**DIRECTIONS FOR THIS TASK:** Present every line of the records below as a Markdown table with the columns "No." and "Line", numbering the rows in order and leaving out any blank lines.

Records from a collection
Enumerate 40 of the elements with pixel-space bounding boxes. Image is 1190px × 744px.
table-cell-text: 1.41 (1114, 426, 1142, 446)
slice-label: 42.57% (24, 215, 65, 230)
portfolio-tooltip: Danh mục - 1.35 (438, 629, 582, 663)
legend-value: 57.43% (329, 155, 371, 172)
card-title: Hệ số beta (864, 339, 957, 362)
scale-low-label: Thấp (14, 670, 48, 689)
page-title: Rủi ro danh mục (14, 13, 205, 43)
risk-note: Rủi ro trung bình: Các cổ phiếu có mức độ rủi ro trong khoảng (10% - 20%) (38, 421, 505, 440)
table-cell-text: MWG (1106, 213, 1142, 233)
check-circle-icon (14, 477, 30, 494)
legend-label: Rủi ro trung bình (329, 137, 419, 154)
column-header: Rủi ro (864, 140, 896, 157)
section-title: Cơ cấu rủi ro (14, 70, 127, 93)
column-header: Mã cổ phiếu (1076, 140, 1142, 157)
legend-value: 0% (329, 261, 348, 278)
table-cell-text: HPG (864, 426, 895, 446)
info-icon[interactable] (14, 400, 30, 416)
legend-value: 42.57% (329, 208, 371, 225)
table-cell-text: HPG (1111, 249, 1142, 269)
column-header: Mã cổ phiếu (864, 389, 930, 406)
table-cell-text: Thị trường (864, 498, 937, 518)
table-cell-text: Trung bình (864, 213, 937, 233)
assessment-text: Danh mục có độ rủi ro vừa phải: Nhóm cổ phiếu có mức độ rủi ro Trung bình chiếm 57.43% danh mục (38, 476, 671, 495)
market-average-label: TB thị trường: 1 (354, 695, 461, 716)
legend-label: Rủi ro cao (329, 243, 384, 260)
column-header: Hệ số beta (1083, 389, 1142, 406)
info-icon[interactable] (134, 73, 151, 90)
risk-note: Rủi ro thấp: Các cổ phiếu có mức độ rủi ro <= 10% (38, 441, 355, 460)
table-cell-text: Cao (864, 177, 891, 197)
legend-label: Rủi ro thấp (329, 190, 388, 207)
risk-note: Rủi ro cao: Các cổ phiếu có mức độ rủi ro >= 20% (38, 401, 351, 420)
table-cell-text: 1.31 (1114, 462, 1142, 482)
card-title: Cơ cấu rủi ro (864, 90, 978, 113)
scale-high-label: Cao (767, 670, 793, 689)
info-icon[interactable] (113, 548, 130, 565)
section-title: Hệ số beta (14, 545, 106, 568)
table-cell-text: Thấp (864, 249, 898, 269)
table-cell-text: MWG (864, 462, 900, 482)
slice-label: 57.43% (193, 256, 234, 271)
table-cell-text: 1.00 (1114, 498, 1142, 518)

**REPLY:**
| No. | Line |
|---|---|
| 1 | Enumerate 40 of the elements with pixel-space bounding boxes. Image is 1190px × 744px. |
| 2 | table-cell-text: 1.41 (1114, 426, 1142, 446) |
| 3 | slice-label: 42.57% (24, 215, 65, 230) |
| 4 | portfolio-tooltip: Danh mục - 1.35 (438, 629, 582, 663) |
| 5 | legend-value: 57.43% (329, 155, 371, 172) |
| 6 | card-title: Hệ số beta (864, 339, 957, 362) |
| 7 | scale-low-label: Thấp (14, 670, 48, 689) |
| 8 | page-title: Rủi ro danh mục (14, 13, 205, 43) |
| 9 | risk-note: Rủi ro trung bình: Các cổ phiếu có mức độ rủi ro trong khoảng (10% - 20%) (38, 421, 505, 440) |
| 10 | table-cell-text: MWG (1106, 213, 1142, 233) |
| 11 | check-circle-icon (14, 477, 30, 494) |
| 12 | legend-label: Rủi ro trung bình (329, 137, 419, 154) |
| 13 | column-header: Rủi ro (864, 140, 896, 157) |
| 14 | section-title: Cơ cấu rủi ro (14, 70, 127, 93) |
| 15 | column-header: Mã cổ phiếu (1076, 140, 1142, 157) |
| 16 | legend-value: 0% (329, 261, 348, 278) |
| 17 | table-cell-text: HPG (864, 426, 895, 446) |
| 18 | info-icon[interactable] (14, 400, 30, 416) |
| 19 | legend-value: 42.57% (329, 208, 371, 225) |
| 20 | table-cell-text: HPG (1111, 249, 1142, 269) |
| 21 | column-header: Mã cổ phiếu (864, 389, 930, 406) |
| 22 | table-cell-text: Thị trường (864, 498, 937, 518) |
| 23 | table-cell-text: Trung bình (864, 213, 937, 233) |
| 24 | assessment-text: Danh mục có độ rủi ro vừa phải: Nhóm cổ phiếu có mức độ rủi ro Trung bình chiếm 57.43% danh mục (38, 476, 671, 495) |
| 25 | market-average-label: TB thị trường: 1 (354, 695, 461, 716) |
| 26 | legend-label: Rủi ro cao (329, 243, 384, 260) |
| 27 | column-header: Hệ số beta (1083, 389, 1142, 406) |
| 28 | info-icon[interactable] (134, 73, 151, 90) |
| 29 | risk-note: Rủi ro thấp: Các cổ phiếu có mức độ rủi ro <= 10% (38, 441, 355, 460) |
| 30 | table-cell-text: Cao (864, 177, 891, 197) |
| 31 | legend-label: Rủi ro thấp (329, 190, 388, 207) |
| 32 | risk-note: Rủi ro cao: Các cổ phiếu có mức độ rủi ro >= 20% (38, 401, 351, 420) |
| 33 | table-cell-text: 1.31 (1114, 462, 1142, 482) |
| 34 | card-title: Cơ cấu rủi ro (864, 90, 978, 113) |
| 35 | scale-high-label: Cao (767, 670, 793, 689) |
| 36 | info-icon[interactable] (113, 548, 130, 565) |
| 37 | section-title: Hệ số beta (14, 545, 106, 568) |
| 38 | table-cell-text: Thấp (864, 249, 898, 269) |
| 39 | table-cell-text: MWG (864, 462, 900, 482) |
| 40 | slice-label: 57.43% (193, 256, 234, 271) |
| 41 | table-cell-text: 1.00 (1114, 498, 1142, 518) |